[Lines of data]
============================================================

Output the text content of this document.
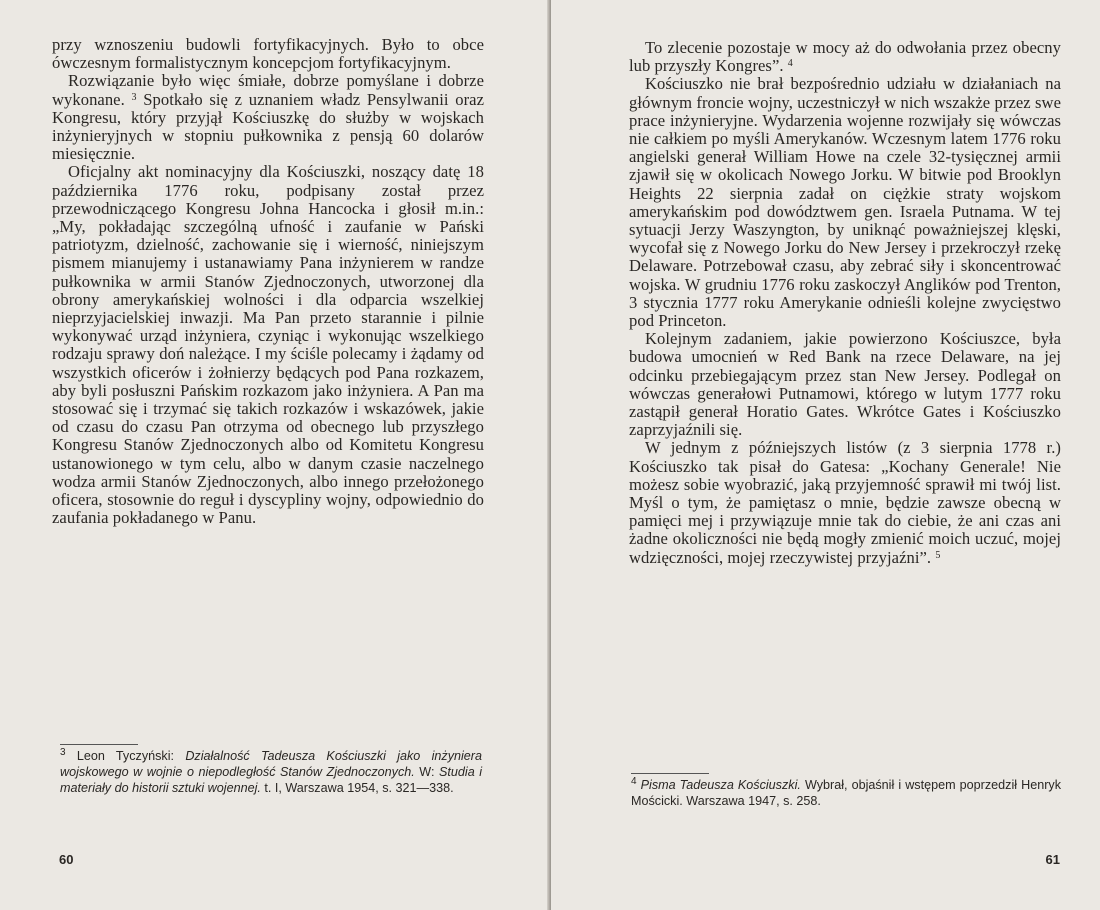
przy wznoszeniu budowli fortyfikacyjnych. Było to obce ówczesnym formalistycznym koncepcjom fortyfikacyjnym.

Rozwiązanie było więc śmiałe, dobrze pomyślane i dobrze wykonane. $^3$ Spotkało się z uznaniem władz Pensylwanii oraz Kongresu, który przyjął Kościuszkę do służby w wojskach inżynieryjnych w stopniu pułkownika z pensją 60 dolarów miesięcznie.

Oficjalny akt nominacyjny dla Kościuszki, noszący datę 18 października 1776 roku, podpisany został przez przewodniczącego Kongresu Johna Hancocka i głosił m.in.: „My, pokładając szczególną ufność i zaufanie w Pański patriotyzm, dzielność, zachowanie się i wierność, niniejszym pismem mianujemy i ustanawiamy Pana inżynierem w randze pułkownika w armii Stanów Zjednoczonych, utworzonej dla obrony amerykańskiej wolności i dla odparcia wszelkiej nieprzyjacielskiej inwazji. Ma Pan przeto starannie i pilnie wykonywać urząd inżyniera, czyniąc i wykonując wszelkiego rodzaju sprawy doń należące. I my ściśle polecamy i żądamy od wszystkich oficerów i żołnierzy będących pod Pana rozkazem, aby byli posłuszni Pańskim rozkazom jako inżyniera. A Pan ma stosować się i trzymać się takich rozkazów i wskazówek, jakie od czasu do czasu Pan otrzyma od obecnego lub przyszłego Kongresu Stanów Zjednoczonych albo od Komitetu Kongresu ustanowionego w tym celu, albo w danym czasie naczelnego wodza armii Stanów Zjednoczonych, albo innego przełożonego oficera, stosownie do reguł i dyscypliny wojny, odpowiednio do zaufania pokładanego w Panu.

$^3$ Leon Tyczyński: Działalność Tadeusza Kościuszki jako inżyniera wojskowego w wojnie o niepodległość Stanów Zjednoczonych. W: Studia i materiały do historii sztuki wojennej. t. I, Warszawa 1954, s. 321—338.
60

To zlecenie pozostaje w mocy aż do odwołania przez obecny lub przyszły Kongres”. $^4$

Kościuszko nie brał bezpośrednio udziału w działaniach na głównym froncie wojny, uczestniczył w nich wszakże przez swe prace inżynieryjne. Wydarzenia wojenne rozwijały się wówczas nie całkiem po myśli Amerykanów. Wczesnym latem 1776 roku angielski generał William Howe na czele 32-tysięcznej armii zjawił się w okolicach Nowego Jorku. W bitwie pod Brooklyn Heights 22 sierpnia zadał on ciężkie straty wojskom amerykańskim pod dowództwem gen. Israela Putnama. W tej sytuacji Jerzy Waszyngton, by uniknąć poważniejszej klęski, wycofał się z Nowego Jorku do New Jersey i przekroczył rzekę Delaware. Potrzebował czasu, aby zebrać siły i skoncentrować wojska. W grudniu 1776 roku zaskoczył Anglików pod Trenton, 3 stycznia 1777 roku Amerykanie odnieśli kolejne zwycięstwo pod Princeton.

Kolejnym zadaniem, jakie powierzono Kościuszce, była budowa umocnień w Red Bank na rzece Delaware, na jej odcinku przebiegającym przez stan New Jersey. Podlegał on wówczas generałowi Putnamowi, którego w lutym 1777 roku zastąpił generał Horatio Gates. Wkrótce Gates i Kościuszko zaprzyjaźnili się.

W jednym z późniejszych listów (z 3 sierpnia 1778 r.) Kościuszko tak pisał do Gatesa: „Kochany Generale! Nie możesz sobie wyobrazić, jaką przyjemność sprawił mi twój list. Myśl o tym, że pamiętasz o mnie, będzie zawsze obecną w pamięci mej i przywiązuje mnie tak do ciebie, że ani czas ani żadne okoliczności nie będą mogły zmienić moich uczuć, mojej wdzięczności, mojej rzeczywistej przyjaźni”. $^5$

$^4$ Pisma Tadeusza Kościuszki. Wybrał, objaśnił i wstępem poprzedził Henryk Mościcki. Warszawa 1947, s. 258.
61
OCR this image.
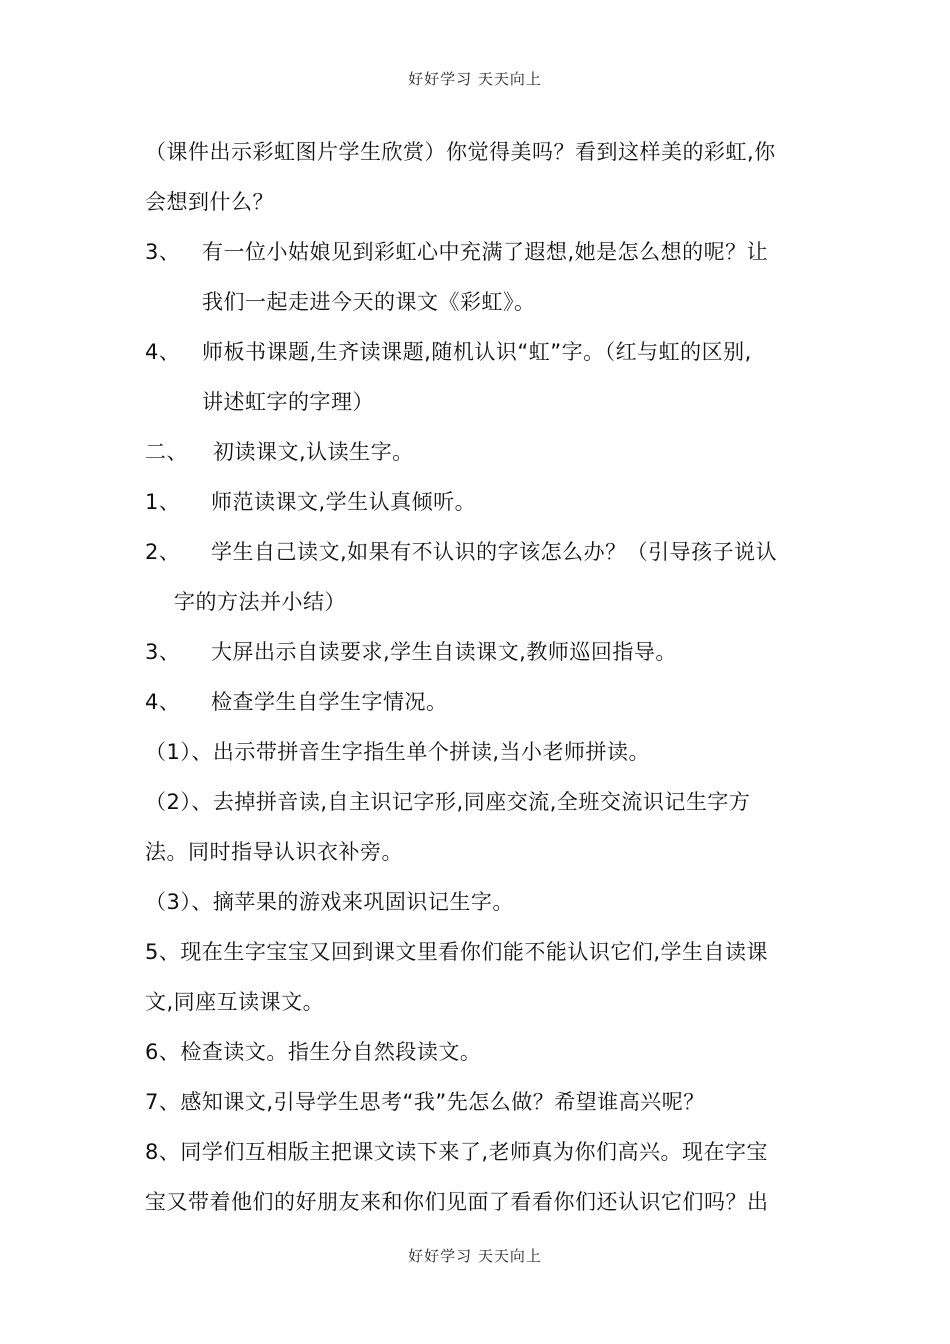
好好学习 天天向上
（课件出示彩虹图片学生欣赏）你觉得美吗？看到这样美的彩虹,你
会想到什么？
3、 有一位小姑娘见到彩虹心中充满了遐想,她是怎么想的呢？让
我们一起走进今天的课文《彩虹》。
4、 师板书课题,生齐读课题,随机认识“虹”字。（红与虹的区别,
讲述虹字的字理）
二、 初读课文,认读生字。
1、 师范读课文,学生认真倾听。
2、 学生自己读文,如果有不认识的字该怎么办？（引导孩子说认
字的方法并小结）
3、 大屏出示自读要求,学生自读课文,教师巡回指导。
4、 检查学生自学生字情况。
（1）、出示带拼音生字指生单个拼读,当小老师拼读。
（2）、去掉拼音读,自主识记字形,同座交流,全班交流识记生字方
法。同时指导认识衣补旁。
（3）、摘苹果的游戏来巩固识记生字。
5、现在生字宝宝又回到课文里看你们能不能认识它们,学生自读课
文,同座互读课文。
6、检查读文。指生分自然段读文。
7、感知课文,引导学生思考“我”先怎么做？希望谁高兴呢？
8、同学们互相版主把课文读下来了,老师真为你们高兴。现在字宝
宝又带着他们的好朋友来和你们见面了看看你们还认识它们吗？出
好好学习 天天向上
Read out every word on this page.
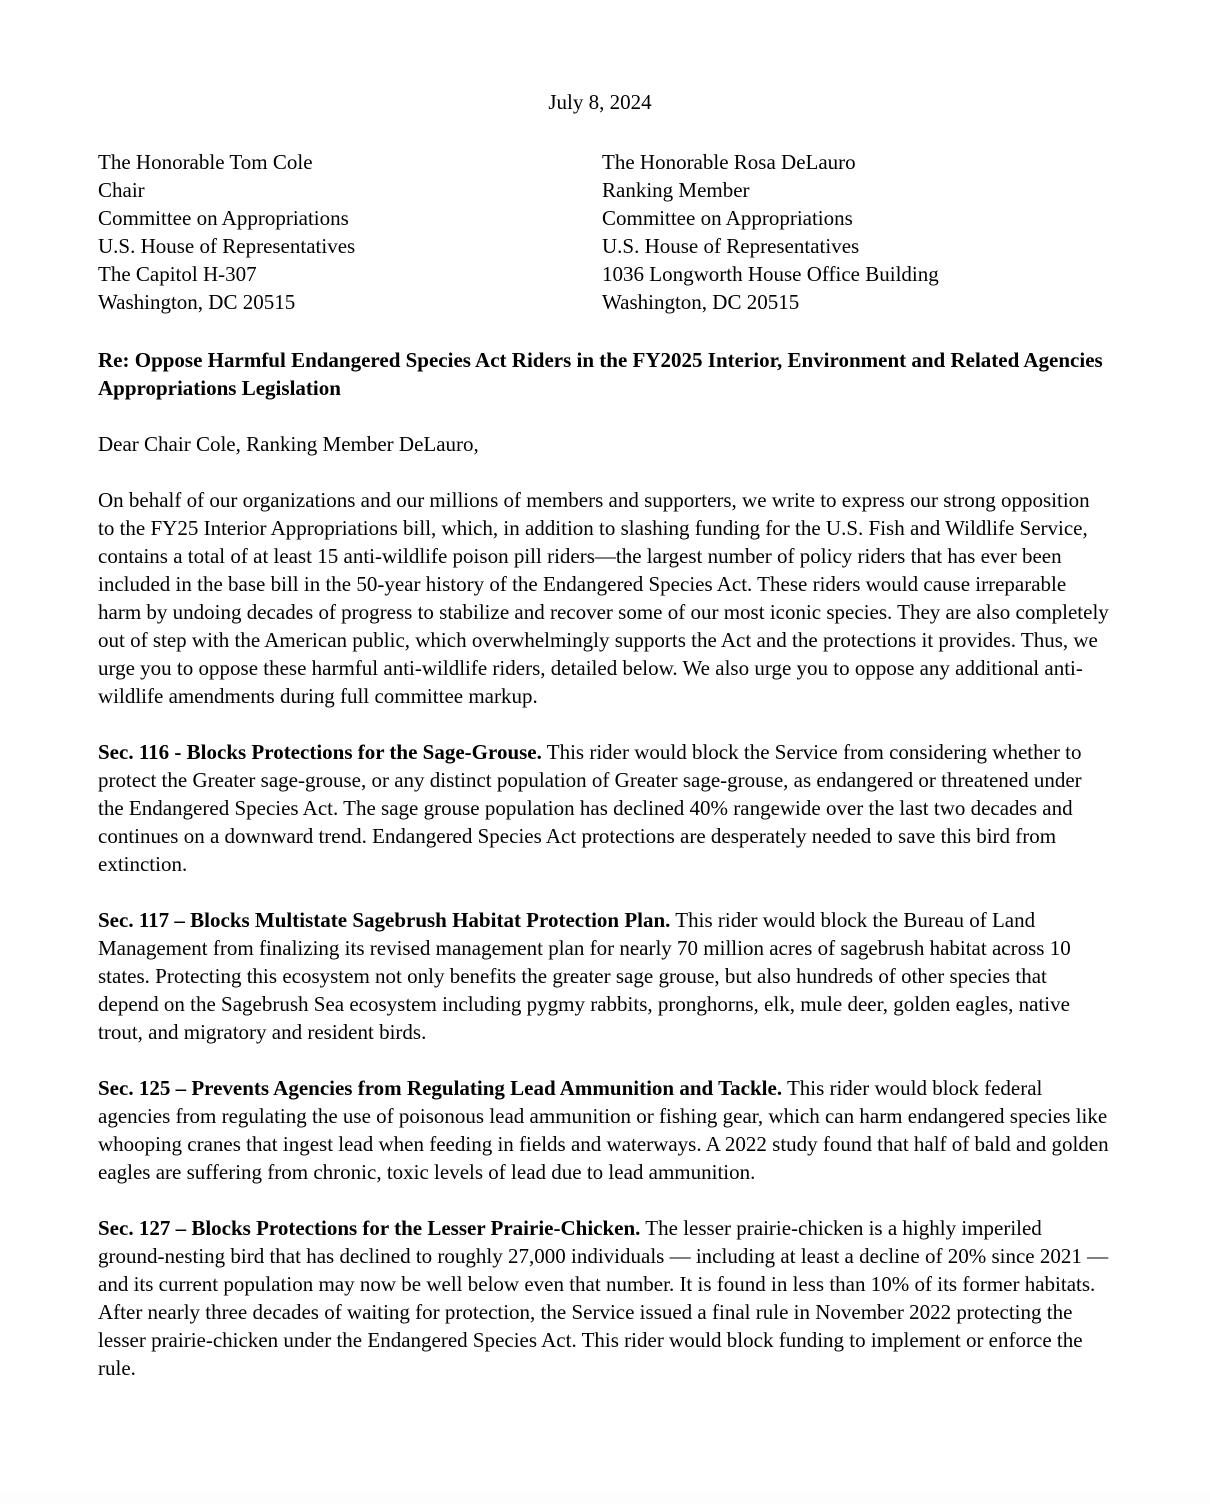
July 8, 2024
The Honorable Tom Cole
Chair
Committee on Appropriations
U.S. House of Representatives
The Capitol H-307
Washington, DC 20515
The Honorable Rosa DeLauro
Ranking Member
Committee on Appropriations
U.S. House of Representatives
1036 Longworth House Office Building
Washington, DC 20515
Re: Oppose Harmful Endangered Species Act Riders in the FY2025 Interior, Environment and Related Agencies Appropriations Legislation
Dear Chair Cole, Ranking Member DeLauro,
On behalf of our organizations and our millions of members and supporters, we write to express our strong opposition to the FY25 Interior Appropriations bill, which, in addition to slashing funding for the U.S. Fish and Wildlife Service, contains a total of at least 15 anti-wildlife poison pill riders—the largest number of policy riders that has ever been included in the base bill in the 50-year history of the Endangered Species Act. These riders would cause irreparable harm by undoing decades of progress to stabilize and recover some of our most iconic species. They are also completely out of step with the American public, which overwhelmingly supports the Act and the protections it provides. Thus, we urge you to oppose these harmful anti-wildlife riders, detailed below. We also urge you to oppose any additional anti-wildlife amendments during full committee markup.
Sec. 116 - Blocks Protections for the Sage-Grouse. This rider would block the Service from considering whether to protect the Greater sage-grouse, or any distinct population of Greater sage-grouse, as endangered or threatened under the Endangered Species Act. The sage grouse population has declined 40% rangewide over the last two decades and continues on a downward trend. Endangered Species Act protections are desperately needed to save this bird from extinction.
Sec. 117 – Blocks Multistate Sagebrush Habitat Protection Plan. This rider would block the Bureau of Land Management from finalizing its revised management plan for nearly 70 million acres of sagebrush habitat across 10 states. Protecting this ecosystem not only benefits the greater sage grouse, but also hundreds of other species that depend on the Sagebrush Sea ecosystem including pygmy rabbits, pronghorns, elk, mule deer, golden eagles, native trout, and migratory and resident birds.
Sec. 125 – Prevents Agencies from Regulating Lead Ammunition and Tackle. This rider would block federal agencies from regulating the use of poisonous lead ammunition or fishing gear, which can harm endangered species like whooping cranes that ingest lead when feeding in fields and waterways. A 2022 study found that half of bald and golden eagles are suffering from chronic, toxic levels of lead due to lead ammunition.
Sec. 127 – Blocks Protections for the Lesser Prairie-Chicken. The lesser prairie-chicken is a highly imperiled ground-nesting bird that has declined to roughly 27,000 individuals — including at least a decline of 20% since 2021 — and its current population may now be well below even that number. It is found in less than 10% of its former habitats. After nearly three decades of waiting for protection, the Service issued a final rule in November 2022 protecting the lesser prairie-chicken under the Endangered Species Act. This rider would block funding to implement or enforce the rule.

============================================================

GOAL OF THE EXERCISE —
Scan the listing above for the word "Honorable" and copy every line that holds it.

OUTPUT OF THE EXERCISE —
The Honorable Tom Cole
The Honorable Rosa DeLauro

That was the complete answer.